[Rows from a figure dataset]:
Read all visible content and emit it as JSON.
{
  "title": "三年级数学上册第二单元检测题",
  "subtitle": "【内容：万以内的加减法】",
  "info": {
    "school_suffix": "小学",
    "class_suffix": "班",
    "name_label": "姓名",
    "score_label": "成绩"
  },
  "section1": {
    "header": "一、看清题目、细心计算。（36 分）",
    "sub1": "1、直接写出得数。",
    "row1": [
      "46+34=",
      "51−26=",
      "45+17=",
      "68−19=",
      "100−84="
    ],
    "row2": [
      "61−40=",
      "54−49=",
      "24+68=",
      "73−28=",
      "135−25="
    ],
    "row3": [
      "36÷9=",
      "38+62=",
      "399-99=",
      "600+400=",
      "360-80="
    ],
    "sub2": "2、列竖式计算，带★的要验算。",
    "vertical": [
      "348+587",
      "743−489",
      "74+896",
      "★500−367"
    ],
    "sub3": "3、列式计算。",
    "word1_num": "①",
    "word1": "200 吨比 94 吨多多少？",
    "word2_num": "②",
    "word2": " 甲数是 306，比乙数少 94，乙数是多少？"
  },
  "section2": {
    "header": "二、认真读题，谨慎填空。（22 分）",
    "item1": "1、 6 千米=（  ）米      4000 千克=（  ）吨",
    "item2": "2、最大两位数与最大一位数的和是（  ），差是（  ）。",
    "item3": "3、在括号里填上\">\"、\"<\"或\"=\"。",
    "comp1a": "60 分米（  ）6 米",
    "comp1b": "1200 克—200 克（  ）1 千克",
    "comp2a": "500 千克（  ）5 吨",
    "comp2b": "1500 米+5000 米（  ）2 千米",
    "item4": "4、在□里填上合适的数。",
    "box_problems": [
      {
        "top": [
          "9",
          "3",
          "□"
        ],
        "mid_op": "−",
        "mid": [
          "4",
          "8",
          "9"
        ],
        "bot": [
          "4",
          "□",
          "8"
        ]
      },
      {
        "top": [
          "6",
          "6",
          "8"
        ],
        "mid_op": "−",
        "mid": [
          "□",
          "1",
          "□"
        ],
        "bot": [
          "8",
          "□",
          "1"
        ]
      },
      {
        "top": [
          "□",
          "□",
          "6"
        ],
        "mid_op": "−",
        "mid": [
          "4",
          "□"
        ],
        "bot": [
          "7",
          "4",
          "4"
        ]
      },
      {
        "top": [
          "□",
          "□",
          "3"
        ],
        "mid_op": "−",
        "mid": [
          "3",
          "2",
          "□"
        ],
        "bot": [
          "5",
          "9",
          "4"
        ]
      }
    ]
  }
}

[What the exercise asks]:
Show every line from the entries above in which the word "header" appears.

[Solution to this problem]:
    "header": "一、看清题目、细心计算。（36 分）",
    "header": "二、认真读题，谨慎填空。（22 分）",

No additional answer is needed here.